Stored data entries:
☆ ☆ ☆ ☆ ☆ ☆ ☆

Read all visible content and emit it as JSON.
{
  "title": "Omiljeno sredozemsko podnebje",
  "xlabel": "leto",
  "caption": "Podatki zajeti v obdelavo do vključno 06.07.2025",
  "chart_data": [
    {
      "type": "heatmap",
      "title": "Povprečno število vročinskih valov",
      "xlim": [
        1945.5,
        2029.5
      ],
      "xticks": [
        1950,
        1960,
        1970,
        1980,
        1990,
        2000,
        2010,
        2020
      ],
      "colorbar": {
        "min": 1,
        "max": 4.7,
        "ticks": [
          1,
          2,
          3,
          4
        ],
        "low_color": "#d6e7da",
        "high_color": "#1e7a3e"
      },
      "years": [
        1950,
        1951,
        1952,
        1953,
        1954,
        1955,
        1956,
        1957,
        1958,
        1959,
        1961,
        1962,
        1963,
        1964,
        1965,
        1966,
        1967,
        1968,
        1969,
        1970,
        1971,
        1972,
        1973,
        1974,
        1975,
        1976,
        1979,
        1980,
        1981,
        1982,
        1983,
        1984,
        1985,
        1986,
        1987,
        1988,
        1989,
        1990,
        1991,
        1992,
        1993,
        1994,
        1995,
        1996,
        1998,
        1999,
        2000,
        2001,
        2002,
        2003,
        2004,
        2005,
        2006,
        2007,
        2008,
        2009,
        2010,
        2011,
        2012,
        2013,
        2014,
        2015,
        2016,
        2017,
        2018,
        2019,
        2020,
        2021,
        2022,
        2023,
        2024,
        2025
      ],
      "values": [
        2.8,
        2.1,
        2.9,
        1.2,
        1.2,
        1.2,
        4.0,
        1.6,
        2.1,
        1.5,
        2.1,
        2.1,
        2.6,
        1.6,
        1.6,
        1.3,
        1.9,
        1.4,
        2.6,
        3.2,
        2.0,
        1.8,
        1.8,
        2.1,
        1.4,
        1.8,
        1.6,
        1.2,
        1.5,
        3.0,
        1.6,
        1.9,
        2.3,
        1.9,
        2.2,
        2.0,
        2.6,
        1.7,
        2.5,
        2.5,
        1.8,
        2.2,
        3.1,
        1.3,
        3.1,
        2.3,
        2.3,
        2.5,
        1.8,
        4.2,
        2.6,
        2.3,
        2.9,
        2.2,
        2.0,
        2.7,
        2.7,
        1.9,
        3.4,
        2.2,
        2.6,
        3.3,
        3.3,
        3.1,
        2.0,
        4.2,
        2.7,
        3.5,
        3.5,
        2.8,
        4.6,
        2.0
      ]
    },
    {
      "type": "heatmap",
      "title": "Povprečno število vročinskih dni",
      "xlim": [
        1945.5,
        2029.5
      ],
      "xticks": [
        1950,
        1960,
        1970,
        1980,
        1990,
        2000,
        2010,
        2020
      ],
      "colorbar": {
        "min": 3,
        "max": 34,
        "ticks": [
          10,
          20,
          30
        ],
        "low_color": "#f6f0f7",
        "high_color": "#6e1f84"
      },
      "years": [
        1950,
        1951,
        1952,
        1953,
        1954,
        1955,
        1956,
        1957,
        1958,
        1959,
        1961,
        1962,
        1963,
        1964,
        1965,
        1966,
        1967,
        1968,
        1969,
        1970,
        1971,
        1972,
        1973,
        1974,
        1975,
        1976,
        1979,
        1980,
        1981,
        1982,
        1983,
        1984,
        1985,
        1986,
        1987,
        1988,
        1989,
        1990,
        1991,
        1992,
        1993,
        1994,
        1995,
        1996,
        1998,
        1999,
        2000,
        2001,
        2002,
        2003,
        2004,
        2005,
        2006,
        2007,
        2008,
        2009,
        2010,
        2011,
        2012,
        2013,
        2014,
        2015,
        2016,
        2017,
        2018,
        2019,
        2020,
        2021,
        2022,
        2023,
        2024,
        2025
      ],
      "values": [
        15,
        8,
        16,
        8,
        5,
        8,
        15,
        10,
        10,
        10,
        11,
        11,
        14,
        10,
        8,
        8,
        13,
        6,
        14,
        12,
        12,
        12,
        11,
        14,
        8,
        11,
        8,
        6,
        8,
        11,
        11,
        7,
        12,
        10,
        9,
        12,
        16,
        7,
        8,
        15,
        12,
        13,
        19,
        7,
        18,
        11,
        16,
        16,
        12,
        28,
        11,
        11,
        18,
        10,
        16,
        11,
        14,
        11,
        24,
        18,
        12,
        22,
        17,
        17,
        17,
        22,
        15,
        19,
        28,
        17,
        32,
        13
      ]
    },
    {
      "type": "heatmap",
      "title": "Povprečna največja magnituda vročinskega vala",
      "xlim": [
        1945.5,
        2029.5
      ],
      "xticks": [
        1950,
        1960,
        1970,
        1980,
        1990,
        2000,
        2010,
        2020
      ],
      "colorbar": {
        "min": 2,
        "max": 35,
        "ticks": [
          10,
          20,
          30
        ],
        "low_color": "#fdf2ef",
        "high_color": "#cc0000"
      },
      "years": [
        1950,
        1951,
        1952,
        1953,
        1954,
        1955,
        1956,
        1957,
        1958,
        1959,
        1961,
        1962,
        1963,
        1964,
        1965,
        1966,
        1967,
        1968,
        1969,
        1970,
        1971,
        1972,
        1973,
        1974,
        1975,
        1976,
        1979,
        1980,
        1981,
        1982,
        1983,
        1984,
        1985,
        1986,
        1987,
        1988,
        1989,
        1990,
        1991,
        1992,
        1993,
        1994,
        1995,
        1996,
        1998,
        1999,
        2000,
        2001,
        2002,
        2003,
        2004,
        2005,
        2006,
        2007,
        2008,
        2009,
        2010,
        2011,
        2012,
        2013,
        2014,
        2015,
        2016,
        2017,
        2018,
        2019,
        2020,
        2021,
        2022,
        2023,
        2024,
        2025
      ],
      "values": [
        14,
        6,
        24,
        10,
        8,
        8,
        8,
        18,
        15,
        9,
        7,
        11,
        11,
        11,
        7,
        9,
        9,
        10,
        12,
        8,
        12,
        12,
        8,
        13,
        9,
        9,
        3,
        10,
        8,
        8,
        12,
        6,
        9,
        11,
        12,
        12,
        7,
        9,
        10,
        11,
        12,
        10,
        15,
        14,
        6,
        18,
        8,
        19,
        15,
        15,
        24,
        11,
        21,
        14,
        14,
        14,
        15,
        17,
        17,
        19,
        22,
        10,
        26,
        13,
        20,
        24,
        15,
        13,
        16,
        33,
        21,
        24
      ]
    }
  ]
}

☆ ☆ ☆ ☆ ☆ ☆ ☆

- [Given task]: Reproduce the listing in full. Keep it exactly as written.

- [Task output]:
Read all visible content and emit it as JSON.
{
  "title": "Omiljeno sredozemsko podnebje",
  "xlabel": "leto",
  "caption": "Podatki zajeti v obdelavo do vključno 06.07.2025",
  "chart_data": [
    {
      "type": "heatmap",
      "title": "Povprečno število vročinskih valov",
      "xlim": [
        1945.5,
        2029.5
      ],
      "xticks": [
        1950,
        1960,
        1970,
        1980,
        1990,
        2000,
        2010,
        2020
      ],
      "colorbar": {
        "min": 1,
        "max": 4.7,
        "ticks": [
          1,
          2,
          3,
          4
        ],
        "low_color": "#d6e7da",
        "high_color": "#1e7a3e"
      },
      "years": [
        1950,
        1951,
        1952,
        1953,
        1954,
        1955,
        1956,
        1957,
        1958,
        1959,
        1961,
        1962,
        1963,
        1964,
        1965,
        1966,
        1967,
        1968,
        1969,
        1970,
        1971,
        1972,
        1973,
        1974,
        1975,
        1976,
        1979,
        1980,
        1981,
        1982,
        1983,
        1984,
        1985,
        1986,
        1987,
        1988,
        1989,
        1990,
        1991,
        1992,
        1993,
        1994,
        1995,
        1996,
        1998,
        1999,
        2000,
        2001,
        2002,
        2003,
        2004,
        2005,
        2006,
        2007,
        2008,
        2009,
        2010,
        2011,
        2012,
        2013,
        2014,
        2015,
        2016,
        2017,
        2018,
        2019,
        2020,
        2021,
        2022,
        2023,
        2024,
        2025
      ],
      "values": [
        2.8,
        2.1,
        2.9,
        1.2,
        1.2,
        1.2,
        4.0,
        1.6,
        2.1,
        1.5,
        2.1,
        2.1,
        2.6,
        1.6,
        1.6,
        1.3,
        1.9,
        1.4,
        2.6,
        3.2,
        2.0,
        1.8,
        1.8,
        2.1,
        1.4,
        1.8,
        1.6,
        1.2,
        1.5,
        3.0,
        1.6,
        1.9,
        2.3,
        1.9,
        2.2,
        2.0,
        2.6,
        1.7,
        2.5,
        2.5,
        1.8,
        2.2,
        3.1,
        1.3,
        3.1,
        2.3,
        2.3,
        2.5,
        1.8,
        4.2,
        2.6,
        2.3,
        2.9,
        2.2,
        2.0,
        2.7,
        2.7,
        1.9,
        3.4,
        2.2,
        2.6,
        3.3,
        3.3,
        3.1,
        2.0,
        4.2,
        2.7,
        3.5,
        3.5,
        2.8,
        4.6,
        2.0
      ]
    },
    {
      "type": "heatmap",
      "title": "Povprečno število vročinskih dni",
      "xlim": [
        1945.5,
        2029.5
      ],
      "xticks": [
        1950,
        1960,
        1970,
        1980,
        1990,
        2000,
        2010,
        2020
      ],
      "colorbar": {
        "min": 3,
        "max": 34,
        "ticks": [
          10,
          20,
          30
        ],
        "low_color": "#f6f0f7",
        "high_color": "#6e1f84"
      },
      "years": [
        1950,
        1951,
        1952,
        1953,
        1954,
        1955,
        1956,
        1957,
        1958,
        1959,
        1961,
        1962,
        1963,
        1964,
        1965,
        1966,
        1967,
        1968,
        1969,
        1970,
        1971,
        1972,
        1973,
        1974,
        1975,
        1976,
        1979,
        1980,
        1981,
        1982,
        1983,
        1984,
        1985,
        1986,
        1987,
        1988,
        1989,
        1990,
        1991,
        1992,
        1993,
        1994,
        1995,
        1996,
        1998,
        1999,
        2000,
        2001,
        2002,
        2003,
        2004,
        2005,
        2006,
        2007,
        2008,
        2009,
        2010,
        2011,
        2012,
        2013,
        2014,
        2015,
        2016,
        2017,
        2018,
        2019,
        2020,
        2021,
        2022,
        2023,
        2024,
        2025
      ],
      "values": [
        15,
        8,
        16,
        8,
        5,
        8,
        15,
        10,
        10,
        10,
        11,
        11,
        14,
        10,
        8,
        8,
        13,
        6,
        14,
        12,
        12,
        12,
        11,
        14,
        8,
        11,
        8,
        6,
        8,
        11,
        11,
        7,
        12,
        10,
        9,
        12,
        16,
        7,
        8,
        15,
        12,
        13,
        19,
        7,
        18,
        11,
        16,
        16,
        12,
        28,
        11,
        11,
        18,
        10,
        16,
        11,
        14,
        11,
        24,
        18,
        12,
        22,
        17,
        17,
        17,
        22,
        15,
        19,
        28,
        17,
        32,
        13
      ]
    },
    {
      "type": "heatmap",
      "title": "Povprečna največja magnituda vročinskega vala",
      "xlim": [
        1945.5,
        2029.5
      ],
      "xticks": [
        1950,
        1960,
        1970,
        1980,
        1990,
        2000,
        2010,
        2020
      ],
      "colorbar": {
        "min": 2,
        "max": 35,
        "ticks": [
          10,
          20,
          30
        ],
        "low_color": "#fdf2ef",
        "high_color": "#cc0000"
      },
      "years": [
        1950,
        1951,
        1952,
        1953,
        1954,
        1955,
        1956,
        1957,
        1958,
        1959,
        1961,
        1962,
        1963,
        1964,
        1965,
        1966,
        1967,
        1968,
        1969,
        1970,
        1971,
        1972,
        1973,
        1974,
        1975,
        1976,
        1979,
        1980,
        1981,
        1982,
        1983,
        1984,
        1985,
        1986,
        1987,
        1988,
        1989,
        1990,
        1991,
        1992,
        1993,
        1994,
        1995,
        1996,
        1998,
        1999,
        2000,
        2001,
        2002,
        2003,
        2004,
        2005,
        2006,
        2007,
        2008,
        2009,
        2010,
        2011,
        2012,
        2013,
        2014,
        2015,
        2016,
        2017,
        2018,
        2019,
        2020,
        2021,
        2022,
        2023,
        2024,
        2025
      ],
      "values": [
        14,
        6,
        24,
        10,
        8,
        8,
        8,
        18,
        15,
        9,
        7,
        11,
        11,
        11,
        7,
        9,
        9,
        10,
        12,
        8,
        12,
        12,
        8,
        13,
        9,
        9,
        3,
        10,
        8,
        8,
        12,
        6,
        9,
        11,
        12,
        12,
        7,
        9,
        10,
        11,
        12,
        10,
        15,
        14,
        6,
        18,
        8,
        19,
        15,
        15,
        24,
        11,
        21,
        14,
        14,
        14,
        15,
        17,
        17,
        19,
        22,
        10,
        26,
        13,
        20,
        24,
        15,
        13,
        16,
        33,
        21,
        24
      ]
    }
  ]
}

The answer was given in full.